== Input data ==
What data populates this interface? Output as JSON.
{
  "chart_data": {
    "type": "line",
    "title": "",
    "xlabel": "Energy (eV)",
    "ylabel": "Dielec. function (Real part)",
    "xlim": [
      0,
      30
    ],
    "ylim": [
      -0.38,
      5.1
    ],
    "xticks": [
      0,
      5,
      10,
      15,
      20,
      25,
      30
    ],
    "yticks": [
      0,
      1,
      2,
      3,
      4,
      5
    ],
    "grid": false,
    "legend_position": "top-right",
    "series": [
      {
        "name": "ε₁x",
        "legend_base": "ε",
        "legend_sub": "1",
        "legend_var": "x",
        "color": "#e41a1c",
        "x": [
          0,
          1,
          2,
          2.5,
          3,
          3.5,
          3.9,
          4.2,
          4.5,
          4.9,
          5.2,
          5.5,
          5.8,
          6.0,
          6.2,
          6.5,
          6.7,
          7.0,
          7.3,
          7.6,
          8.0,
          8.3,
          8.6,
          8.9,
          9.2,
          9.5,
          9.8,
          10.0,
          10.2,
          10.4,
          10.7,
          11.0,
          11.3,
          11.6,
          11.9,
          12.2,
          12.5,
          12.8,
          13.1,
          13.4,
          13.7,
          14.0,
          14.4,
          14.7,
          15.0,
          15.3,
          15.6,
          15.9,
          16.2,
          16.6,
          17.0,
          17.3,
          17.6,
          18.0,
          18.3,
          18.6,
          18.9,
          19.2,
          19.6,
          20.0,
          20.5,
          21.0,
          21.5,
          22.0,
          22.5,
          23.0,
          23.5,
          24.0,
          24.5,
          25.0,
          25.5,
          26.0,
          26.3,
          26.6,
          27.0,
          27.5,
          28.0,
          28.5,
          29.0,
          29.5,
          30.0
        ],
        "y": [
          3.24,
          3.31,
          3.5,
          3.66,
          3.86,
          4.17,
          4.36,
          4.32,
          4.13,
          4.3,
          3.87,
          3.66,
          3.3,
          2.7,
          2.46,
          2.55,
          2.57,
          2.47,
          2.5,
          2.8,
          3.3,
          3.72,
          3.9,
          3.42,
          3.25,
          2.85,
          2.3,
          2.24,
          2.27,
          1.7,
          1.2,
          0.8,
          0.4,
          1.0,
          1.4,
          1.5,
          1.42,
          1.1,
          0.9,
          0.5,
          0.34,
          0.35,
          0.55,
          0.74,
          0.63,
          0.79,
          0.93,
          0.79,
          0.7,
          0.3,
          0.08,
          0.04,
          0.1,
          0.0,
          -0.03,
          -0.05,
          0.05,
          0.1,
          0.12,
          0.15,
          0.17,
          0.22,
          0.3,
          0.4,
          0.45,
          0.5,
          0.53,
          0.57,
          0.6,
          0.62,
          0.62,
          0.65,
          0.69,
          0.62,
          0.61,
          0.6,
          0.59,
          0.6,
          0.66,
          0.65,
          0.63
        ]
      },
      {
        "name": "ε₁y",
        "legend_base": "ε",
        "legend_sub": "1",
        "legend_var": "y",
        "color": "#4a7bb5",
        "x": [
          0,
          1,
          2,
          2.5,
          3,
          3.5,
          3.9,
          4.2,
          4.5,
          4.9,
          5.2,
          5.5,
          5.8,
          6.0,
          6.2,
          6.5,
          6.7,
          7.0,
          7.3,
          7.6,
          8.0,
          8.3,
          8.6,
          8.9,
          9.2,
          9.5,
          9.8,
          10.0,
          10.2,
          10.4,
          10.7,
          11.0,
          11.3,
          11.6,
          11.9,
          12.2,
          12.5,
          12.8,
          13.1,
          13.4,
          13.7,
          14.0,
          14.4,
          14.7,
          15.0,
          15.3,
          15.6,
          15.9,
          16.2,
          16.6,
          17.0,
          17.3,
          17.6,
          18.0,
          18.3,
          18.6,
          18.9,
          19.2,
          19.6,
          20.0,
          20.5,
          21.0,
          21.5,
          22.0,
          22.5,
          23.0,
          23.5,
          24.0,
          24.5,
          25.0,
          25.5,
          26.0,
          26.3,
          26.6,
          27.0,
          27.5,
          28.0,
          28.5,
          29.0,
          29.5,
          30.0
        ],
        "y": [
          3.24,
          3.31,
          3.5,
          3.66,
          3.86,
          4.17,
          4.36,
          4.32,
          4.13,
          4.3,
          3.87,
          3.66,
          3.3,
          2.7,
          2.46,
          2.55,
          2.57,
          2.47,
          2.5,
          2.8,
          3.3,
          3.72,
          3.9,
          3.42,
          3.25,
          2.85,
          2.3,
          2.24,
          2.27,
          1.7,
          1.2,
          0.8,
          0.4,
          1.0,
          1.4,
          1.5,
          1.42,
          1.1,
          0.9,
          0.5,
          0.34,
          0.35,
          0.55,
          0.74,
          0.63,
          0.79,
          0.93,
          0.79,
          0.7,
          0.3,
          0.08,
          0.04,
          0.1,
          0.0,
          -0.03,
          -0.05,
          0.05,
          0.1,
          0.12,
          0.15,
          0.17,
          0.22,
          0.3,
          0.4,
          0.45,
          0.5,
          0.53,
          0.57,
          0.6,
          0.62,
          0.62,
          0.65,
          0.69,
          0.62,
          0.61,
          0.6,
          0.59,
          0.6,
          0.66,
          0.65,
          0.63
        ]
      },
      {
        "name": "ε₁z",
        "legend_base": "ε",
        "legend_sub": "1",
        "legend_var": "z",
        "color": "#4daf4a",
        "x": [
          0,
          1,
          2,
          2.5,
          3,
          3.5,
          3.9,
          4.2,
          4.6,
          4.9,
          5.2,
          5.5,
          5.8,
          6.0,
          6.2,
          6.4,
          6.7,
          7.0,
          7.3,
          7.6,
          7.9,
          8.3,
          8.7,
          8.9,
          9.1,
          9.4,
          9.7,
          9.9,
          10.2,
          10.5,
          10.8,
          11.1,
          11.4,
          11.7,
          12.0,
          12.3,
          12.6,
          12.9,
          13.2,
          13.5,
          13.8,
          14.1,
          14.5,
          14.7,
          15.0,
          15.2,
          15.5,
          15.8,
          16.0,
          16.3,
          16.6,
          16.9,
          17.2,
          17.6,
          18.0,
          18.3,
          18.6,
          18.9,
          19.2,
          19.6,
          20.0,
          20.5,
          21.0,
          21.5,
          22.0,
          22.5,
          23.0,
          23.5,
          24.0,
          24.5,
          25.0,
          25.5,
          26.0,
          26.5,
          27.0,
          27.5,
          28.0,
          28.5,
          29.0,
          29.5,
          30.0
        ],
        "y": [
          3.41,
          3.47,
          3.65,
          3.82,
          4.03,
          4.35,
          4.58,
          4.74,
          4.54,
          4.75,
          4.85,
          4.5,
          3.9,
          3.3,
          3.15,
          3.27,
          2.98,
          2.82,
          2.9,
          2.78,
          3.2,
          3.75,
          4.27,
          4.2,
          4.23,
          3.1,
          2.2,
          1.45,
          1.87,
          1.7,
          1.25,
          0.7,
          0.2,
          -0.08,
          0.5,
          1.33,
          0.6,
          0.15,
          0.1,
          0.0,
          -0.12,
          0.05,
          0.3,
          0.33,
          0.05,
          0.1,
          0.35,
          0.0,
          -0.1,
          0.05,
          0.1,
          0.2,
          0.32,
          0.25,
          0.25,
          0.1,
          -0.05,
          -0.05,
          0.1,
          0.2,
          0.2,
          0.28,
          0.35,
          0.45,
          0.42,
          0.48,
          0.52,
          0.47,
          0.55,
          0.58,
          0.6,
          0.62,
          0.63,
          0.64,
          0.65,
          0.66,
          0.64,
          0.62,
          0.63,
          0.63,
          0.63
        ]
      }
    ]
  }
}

== What to produce ==
Word for word, write out all of the data above.

== Solution below ==
What data populates this interface? Output as JSON.
{
  "chart_data": {
    "type": "line",
    "title": "",
    "xlabel": "Energy (eV)",
    "ylabel": "Dielec. function (Real part)",
    "xlim": [
      0,
      30
    ],
    "ylim": [
      -0.38,
      5.1
    ],
    "xticks": [
      0,
      5,
      10,
      15,
      20,
      25,
      30
    ],
    "yticks": [
      0,
      1,
      2,
      3,
      4,
      5
    ],
    "grid": false,
    "legend_position": "top-right",
    "series": [
      {
        "name": "ε₁x",
        "legend_base": "ε",
        "legend_sub": "1",
        "legend_var": "x",
        "color": "#e41a1c",
        "x": [
          0,
          1,
          2,
          2.5,
          3,
          3.5,
          3.9,
          4.2,
          4.5,
          4.9,
          5.2,
          5.5,
          5.8,
          6.0,
          6.2,
          6.5,
          6.7,
          7.0,
          7.3,
          7.6,
          8.0,
          8.3,
          8.6,
          8.9,
          9.2,
          9.5,
          9.8,
          10.0,
          10.2,
          10.4,
          10.7,
          11.0,
          11.3,
          11.6,
          11.9,
          12.2,
          12.5,
          12.8,
          13.1,
          13.4,
          13.7,
          14.0,
          14.4,
          14.7,
          15.0,
          15.3,
          15.6,
          15.9,
          16.2,
          16.6,
          17.0,
          17.3,
          17.6,
          18.0,
          18.3,
          18.6,
          18.9,
          19.2,
          19.6,
          20.0,
          20.5,
          21.0,
          21.5,
          22.0,
          22.5,
          23.0,
          23.5,
          24.0,
          24.5,
          25.0,
          25.5,
          26.0,
          26.3,
          26.6,
          27.0,
          27.5,
          28.0,
          28.5,
          29.0,
          29.5,
          30.0
        ],
        "y": [
          3.24,
          3.31,
          3.5,
          3.66,
          3.86,
          4.17,
          4.36,
          4.32,
          4.13,
          4.3,
          3.87,
          3.66,
          3.3,
          2.7,
          2.46,
          2.55,
          2.57,
          2.47,
          2.5,
          2.8,
          3.3,
          3.72,
          3.9,
          3.42,
          3.25,
          2.85,
          2.3,
          2.24,
          2.27,
          1.7,
          1.2,
          0.8,
          0.4,
          1.0,
          1.4,
          1.5,
          1.42,
          1.1,
          0.9,
          0.5,
          0.34,
          0.35,
          0.55,
          0.74,
          0.63,
          0.79,
          0.93,
          0.79,
          0.7,
          0.3,
          0.08,
          0.04,
          0.1,
          0.0,
          -0.03,
          -0.05,
          0.05,
          0.1,
          0.12,
          0.15,
          0.17,
          0.22,
          0.3,
          0.4,
          0.45,
          0.5,
          0.53,
          0.57,
          0.6,
          0.62,
          0.62,
          0.65,
          0.69,
          0.62,
          0.61,
          0.6,
          0.59,
          0.6,
          0.66,
          0.65,
          0.63
        ]
      },
      {
        "name": "ε₁y",
        "legend_base": "ε",
        "legend_sub": "1",
        "legend_var": "y",
        "color": "#4a7bb5",
        "x": [
          0,
          1,
          2,
          2.5,
          3,
          3.5,
          3.9,
          4.2,
          4.5,
          4.9,
          5.2,
          5.5,
          5.8,
          6.0,
          6.2,
          6.5,
          6.7,
          7.0,
          7.3,
          7.6,
          8.0,
          8.3,
          8.6,
          8.9,
          9.2,
          9.5,
          9.8,
          10.0,
          10.2,
          10.4,
          10.7,
          11.0,
          11.3,
          11.6,
          11.9,
          12.2,
          12.5,
          12.8,
          13.1,
          13.4,
          13.7,
          14.0,
          14.4,
          14.7,
          15.0,
          15.3,
          15.6,
          15.9,
          16.2,
          16.6,
          17.0,
          17.3,
          17.6,
          18.0,
          18.3,
          18.6,
          18.9,
          19.2,
          19.6,
          20.0,
          20.5,
          21.0,
          21.5,
          22.0,
          22.5,
          23.0,
          23.5,
          24.0,
          24.5,
          25.0,
          25.5,
          26.0,
          26.3,
          26.6,
          27.0,
          27.5,
          28.0,
          28.5,
          29.0,
          29.5,
          30.0
        ],
        "y": [
          3.24,
          3.31,
          3.5,
          3.66,
          3.86,
          4.17,
          4.36,
          4.32,
          4.13,
          4.3,
          3.87,
          3.66,
          3.3,
          2.7,
          2.46,
          2.55,
          2.57,
          2.47,
          2.5,
          2.8,
          3.3,
          3.72,
          3.9,
          3.42,
          3.25,
          2.85,
          2.3,
          2.24,
          2.27,
          1.7,
          1.2,
          0.8,
          0.4,
          1.0,
          1.4,
          1.5,
          1.42,
          1.1,
          0.9,
          0.5,
          0.34,
          0.35,
          0.55,
          0.74,
          0.63,
          0.79,
          0.93,
          0.79,
          0.7,
          0.3,
          0.08,
          0.04,
          0.1,
          0.0,
          -0.03,
          -0.05,
          0.05,
          0.1,
          0.12,
          0.15,
          0.17,
          0.22,
          0.3,
          0.4,
          0.45,
          0.5,
          0.53,
          0.57,
          0.6,
          0.62,
          0.62,
          0.65,
          0.69,
          0.62,
          0.61,
          0.6,
          0.59,
          0.6,
          0.66,
          0.65,
          0.63
        ]
      },
      {
        "name": "ε₁z",
        "legend_base": "ε",
        "legend_sub": "1",
        "legend_var": "z",
        "color": "#4daf4a",
        "x": [
          0,
          1,
          2,
          2.5,
          3,
          3.5,
          3.9,
          4.2,
          4.6,
          4.9,
          5.2,
          5.5,
          5.8,
          6.0,
          6.2,
          6.4,
          6.7,
          7.0,
          7.3,
          7.6,
          7.9,
          8.3,
          8.7,
          8.9,
          9.1,
          9.4,
          9.7,
          9.9,
          10.2,
          10.5,
          10.8,
          11.1,
          11.4,
          11.7,
          12.0,
          12.3,
          12.6,
          12.9,
          13.2,
          13.5,
          13.8,
          14.1,
          14.5,
          14.7,
          15.0,
          15.2,
          15.5,
          15.8,
          16.0,
          16.3,
          16.6,
          16.9,
          17.2,
          17.6,
          18.0,
          18.3,
          18.6,
          18.9,
          19.2,
          19.6,
          20.0,
          20.5,
          21.0,
          21.5,
          22.0,
          22.5,
          23.0,
          23.5,
          24.0,
          24.5,
          25.0,
          25.5,
          26.0,
          26.5,
          27.0,
          27.5,
          28.0,
          28.5,
          29.0,
          29.5,
          30.0
        ],
        "y": [
          3.41,
          3.47,
          3.65,
          3.82,
          4.03,
          4.35,
          4.58,
          4.74,
          4.54,
          4.75,
          4.85,
          4.5,
          3.9,
          3.3,
          3.15,
          3.27,
          2.98,
          2.82,
          2.9,
          2.78,
          3.2,
          3.75,
          4.27,
          4.2,
          4.23,
          3.1,
          2.2,
          1.45,
          1.87,
          1.7,
          1.25,
          0.7,
          0.2,
          -0.08,
          0.5,
          1.33,
          0.6,
          0.15,
          0.1,
          0.0,
          -0.12,
          0.05,
          0.3,
          0.33,
          0.05,
          0.1,
          0.35,
          0.0,
          -0.1,
          0.05,
          0.1,
          0.2,
          0.32,
          0.25,
          0.25,
          0.1,
          -0.05,
          -0.05,
          0.1,
          0.2,
          0.2,
          0.28,
          0.35,
          0.45,
          0.42,
          0.48,
          0.52,
          0.47,
          0.55,
          0.58,
          0.6,
          0.62,
          0.63,
          0.64,
          0.65,
          0.66,
          0.64,
          0.62,
          0.63,
          0.63,
          0.63
        ]
      }
    ]
  }
}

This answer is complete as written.